--- START OF Provided data ---
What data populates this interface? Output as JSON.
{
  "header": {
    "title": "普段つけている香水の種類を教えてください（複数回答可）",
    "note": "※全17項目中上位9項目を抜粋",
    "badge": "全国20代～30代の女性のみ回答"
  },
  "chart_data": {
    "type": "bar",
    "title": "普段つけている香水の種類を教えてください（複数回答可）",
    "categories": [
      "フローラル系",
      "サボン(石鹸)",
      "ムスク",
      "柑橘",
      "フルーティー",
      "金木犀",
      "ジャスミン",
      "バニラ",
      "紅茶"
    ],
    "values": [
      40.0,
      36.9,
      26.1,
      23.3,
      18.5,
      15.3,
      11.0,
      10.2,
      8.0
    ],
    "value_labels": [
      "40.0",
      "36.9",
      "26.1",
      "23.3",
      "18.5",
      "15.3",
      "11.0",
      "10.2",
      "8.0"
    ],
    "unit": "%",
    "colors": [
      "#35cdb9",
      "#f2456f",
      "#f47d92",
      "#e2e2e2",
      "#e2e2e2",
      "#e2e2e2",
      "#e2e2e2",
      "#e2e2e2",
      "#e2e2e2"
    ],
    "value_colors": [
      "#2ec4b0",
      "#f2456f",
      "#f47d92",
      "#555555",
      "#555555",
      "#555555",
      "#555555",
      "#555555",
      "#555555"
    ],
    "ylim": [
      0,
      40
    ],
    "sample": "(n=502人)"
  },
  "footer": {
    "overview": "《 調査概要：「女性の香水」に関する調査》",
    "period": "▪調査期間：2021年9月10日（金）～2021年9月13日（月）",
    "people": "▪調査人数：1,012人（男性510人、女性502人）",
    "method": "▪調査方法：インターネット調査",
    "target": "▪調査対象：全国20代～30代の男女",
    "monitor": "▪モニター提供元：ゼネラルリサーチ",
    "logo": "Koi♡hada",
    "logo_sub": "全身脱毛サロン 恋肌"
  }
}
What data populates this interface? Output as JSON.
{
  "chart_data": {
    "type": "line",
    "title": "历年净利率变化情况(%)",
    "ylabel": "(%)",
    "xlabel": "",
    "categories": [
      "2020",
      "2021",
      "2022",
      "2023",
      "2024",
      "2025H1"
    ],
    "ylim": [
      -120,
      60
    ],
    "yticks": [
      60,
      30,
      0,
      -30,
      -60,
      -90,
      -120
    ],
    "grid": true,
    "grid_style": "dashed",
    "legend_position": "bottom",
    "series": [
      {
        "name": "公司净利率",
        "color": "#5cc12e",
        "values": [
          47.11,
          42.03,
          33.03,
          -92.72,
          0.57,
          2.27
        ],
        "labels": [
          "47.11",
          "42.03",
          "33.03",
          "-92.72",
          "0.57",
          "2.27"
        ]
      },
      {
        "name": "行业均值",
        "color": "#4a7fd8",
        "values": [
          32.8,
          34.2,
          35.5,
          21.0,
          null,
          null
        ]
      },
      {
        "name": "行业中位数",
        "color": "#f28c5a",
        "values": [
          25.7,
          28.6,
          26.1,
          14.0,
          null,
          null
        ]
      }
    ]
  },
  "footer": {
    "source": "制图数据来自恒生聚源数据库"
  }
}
--- END OF Provided data ---
[Stated task]:
Extract every entry above as it appears.

[Written answer]:
What data populates this interface? Output as JSON.
{
  "header": {
    "title": "普段つけている香水の種類を教えてください（複数回答可）",
    "note": "※全17項目中上位9項目を抜粋",
    "badge": "全国20代～30代の女性のみ回答"
  },
  "chart_data": {
    "type": "bar",
    "title": "普段つけている香水の種類を教えてください（複数回答可）",
    "categories": [
      "フローラル系",
      "サボン(石鹸)",
      "ムスク",
      "柑橘",
      "フルーティー",
      "金木犀",
      "ジャスミン",
      "バニラ",
      "紅茶"
    ],
    "values": [
      40.0,
      36.9,
      26.1,
      23.3,
      18.5,
      15.3,
      11.0,
      10.2,
      8.0
    ],
    "value_labels": [
      "40.0",
      "36.9",
      "26.1",
      "23.3",
      "18.5",
      "15.3",
      "11.0",
      "10.2",
      "8.0"
    ],
    "unit": "%",
    "colors": [
      "#35cdb9",
      "#f2456f",
      "#f47d92",
      "#e2e2e2",
      "#e2e2e2",
      "#e2e2e2",
      "#e2e2e2",
      "#e2e2e2",
      "#e2e2e2"
    ],
    "value_colors": [
      "#2ec4b0",
      "#f2456f",
      "#f47d92",
      "#555555",
      "#555555",
      "#555555",
      "#555555",
      "#555555",
      "#555555"
    ],
    "ylim": [
      0,
      40
    ],
    "sample": "(n=502人)"
  },
  "footer": {
    "overview": "《 調査概要：「女性の香水」に関する調査》",
    "period": "▪調査期間：2021年9月10日（金）～2021年9月13日（月）",
    "people": "▪調査人数：1,012人（男性510人、女性502人）",
    "method": "▪調査方法：インターネット調査",
    "target": "▪調査対象：全国20代～30代の男女",
    "monitor": "▪モニター提供元：ゼネラルリサーチ",
    "logo": "Koi♡hada",
    "logo_sub": "全身脱毛サロン 恋肌"
  }
}
What data populates this interface? Output as JSON.
{
  "chart_data": {
    "type": "line",
    "title": "历年净利率变化情况(%)",
    "ylabel": "(%)",
    "xlabel": "",
    "categories": [
      "2020",
      "2021",
      "2022",
      "2023",
      "2024",
      "2025H1"
    ],
    "ylim": [
      -120,
      60
    ],
    "yticks": [
      60,
      30,
      0,
      -30,
      -60,
      -90,
      -120
    ],
    "grid": true,
    "grid_style": "dashed",
    "legend_position": "bottom",
    "series": [
      {
        "name": "公司净利率",
        "color": "#5cc12e",
        "values": [
          47.11,
          42.03,
          33.03,
          -92.72,
          0.57,
          2.27
        ],
        "labels": [
          "47.11",
          "42.03",
          "33.03",
          "-92.72",
          "0.57",
          "2.27"
        ]
      },
      {
        "name": "行业均值",
        "color": "#4a7fd8",
        "values": [
          32.8,
          34.2,
          35.5,
          21.0,
          null,
          null
        ]
      },
      {
        "name": "行业中位数",
        "color": "#f28c5a",
        "values": [
          25.7,
          28.6,
          26.1,
          14.0,
          null,
          null
        ]
      }
    ]
  },
  "footer": {
    "source": "制图数据来自恒生聚源数据库"
  }
}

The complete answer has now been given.